▶ _PROBLEM DETAILS_
Make an exact copy of the records, with the pictures left out.

▶ _GIVEN DATA_
────────
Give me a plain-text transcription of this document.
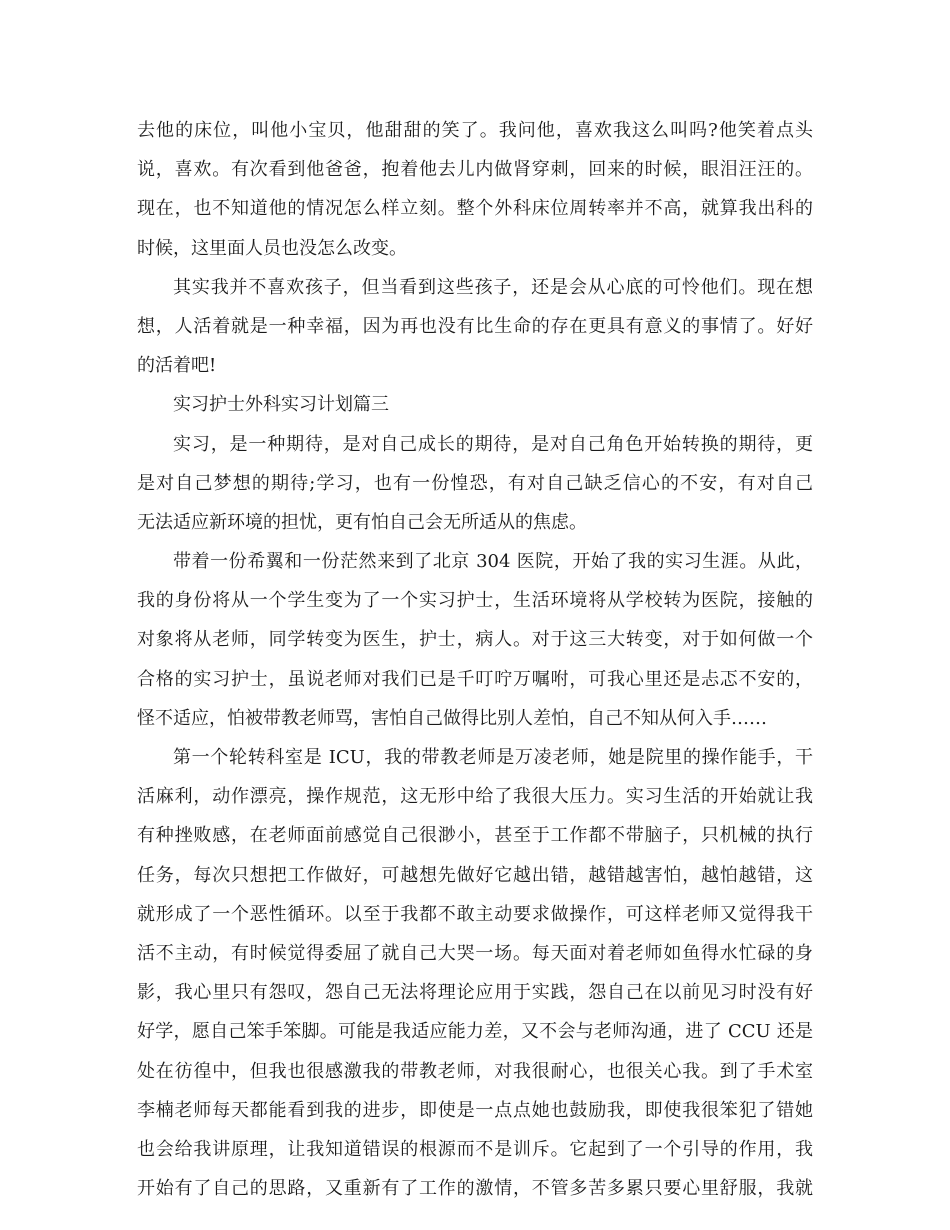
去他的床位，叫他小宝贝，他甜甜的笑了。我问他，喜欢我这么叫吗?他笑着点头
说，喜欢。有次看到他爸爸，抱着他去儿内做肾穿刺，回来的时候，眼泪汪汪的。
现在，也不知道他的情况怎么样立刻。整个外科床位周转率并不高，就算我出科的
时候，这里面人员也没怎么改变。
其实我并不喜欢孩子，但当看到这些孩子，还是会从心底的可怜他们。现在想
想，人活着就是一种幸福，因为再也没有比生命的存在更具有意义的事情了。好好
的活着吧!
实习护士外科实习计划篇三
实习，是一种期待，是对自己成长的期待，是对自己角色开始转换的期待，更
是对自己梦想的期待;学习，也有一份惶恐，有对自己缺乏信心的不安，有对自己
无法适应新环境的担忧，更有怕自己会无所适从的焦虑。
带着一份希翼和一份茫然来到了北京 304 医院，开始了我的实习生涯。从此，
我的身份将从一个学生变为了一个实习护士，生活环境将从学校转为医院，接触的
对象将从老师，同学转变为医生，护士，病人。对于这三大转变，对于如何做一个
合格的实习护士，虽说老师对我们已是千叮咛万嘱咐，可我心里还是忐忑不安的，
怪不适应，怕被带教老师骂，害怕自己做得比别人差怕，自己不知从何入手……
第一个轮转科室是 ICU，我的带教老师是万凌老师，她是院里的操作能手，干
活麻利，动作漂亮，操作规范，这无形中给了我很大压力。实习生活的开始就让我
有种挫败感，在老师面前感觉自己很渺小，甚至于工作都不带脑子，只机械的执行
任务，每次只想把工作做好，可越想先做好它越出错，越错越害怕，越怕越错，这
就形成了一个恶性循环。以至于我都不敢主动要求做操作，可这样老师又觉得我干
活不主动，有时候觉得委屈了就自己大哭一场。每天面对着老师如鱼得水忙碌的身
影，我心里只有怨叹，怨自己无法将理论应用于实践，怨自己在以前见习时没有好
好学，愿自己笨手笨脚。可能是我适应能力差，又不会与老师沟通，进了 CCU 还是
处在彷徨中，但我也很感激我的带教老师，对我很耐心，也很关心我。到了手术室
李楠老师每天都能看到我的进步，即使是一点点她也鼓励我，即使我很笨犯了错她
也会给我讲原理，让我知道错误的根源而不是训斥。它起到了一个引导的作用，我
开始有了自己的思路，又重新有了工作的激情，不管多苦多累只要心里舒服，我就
────────
▶ _EXERCISE ANSWER_
Give me a plain-text transcription of this document.
去他的床位，叫他小宝贝，他甜甜的笑了。我问他，喜欢我这么叫吗?他笑着点头
说，喜欢。有次看到他爸爸，抱着他去儿内做肾穿刺，回来的时候，眼泪汪汪的。
现在，也不知道他的情况怎么样立刻。整个外科床位周转率并不高，就算我出科的
时候，这里面人员也没怎么改变。
其实我并不喜欢孩子，但当看到这些孩子，还是会从心底的可怜他们。现在想
想，人活着就是一种幸福，因为再也没有比生命的存在更具有意义的事情了。好好
的活着吧!
实习护士外科实习计划篇三
实习，是一种期待，是对自己成长的期待，是对自己角色开始转换的期待，更
是对自己梦想的期待;学习，也有一份惶恐，有对自己缺乏信心的不安，有对自己
无法适应新环境的担忧，更有怕自己会无所适从的焦虑。
带着一份希翼和一份茫然来到了北京 304 医院，开始了我的实习生涯。从此，
我的身份将从一个学生变为了一个实习护士，生活环境将从学校转为医院，接触的
对象将从老师，同学转变为医生，护士，病人。对于这三大转变，对于如何做一个
合格的实习护士，虽说老师对我们已是千叮咛万嘱咐，可我心里还是忐忑不安的，
怪不适应，怕被带教老师骂，害怕自己做得比别人差怕，自己不知从何入手……
第一个轮转科室是 ICU，我的带教老师是万凌老师，她是院里的操作能手，干
活麻利，动作漂亮，操作规范，这无形中给了我很大压力。实习生活的开始就让我
有种挫败感，在老师面前感觉自己很渺小，甚至于工作都不带脑子，只机械的执行
任务，每次只想把工作做好，可越想先做好它越出错，越错越害怕，越怕越错，这
就形成了一个恶性循环。以至于我都不敢主动要求做操作，可这样老师又觉得我干
活不主动，有时候觉得委屈了就自己大哭一场。每天面对着老师如鱼得水忙碌的身
影，我心里只有怨叹，怨自己无法将理论应用于实践，怨自己在以前见习时没有好
好学，愿自己笨手笨脚。可能是我适应能力差，又不会与老师沟通，进了 CCU 还是
处在彷徨中，但我也很感激我的带教老师，对我很耐心，也很关心我。到了手术室
李楠老师每天都能看到我的进步，即使是一点点她也鼓励我，即使我很笨犯了错她
也会给我讲原理，让我知道错误的根源而不是训斥。它起到了一个引导的作用，我
开始有了自己的思路，又重新有了工作的激情，不管多苦多累只要心里舒服，我就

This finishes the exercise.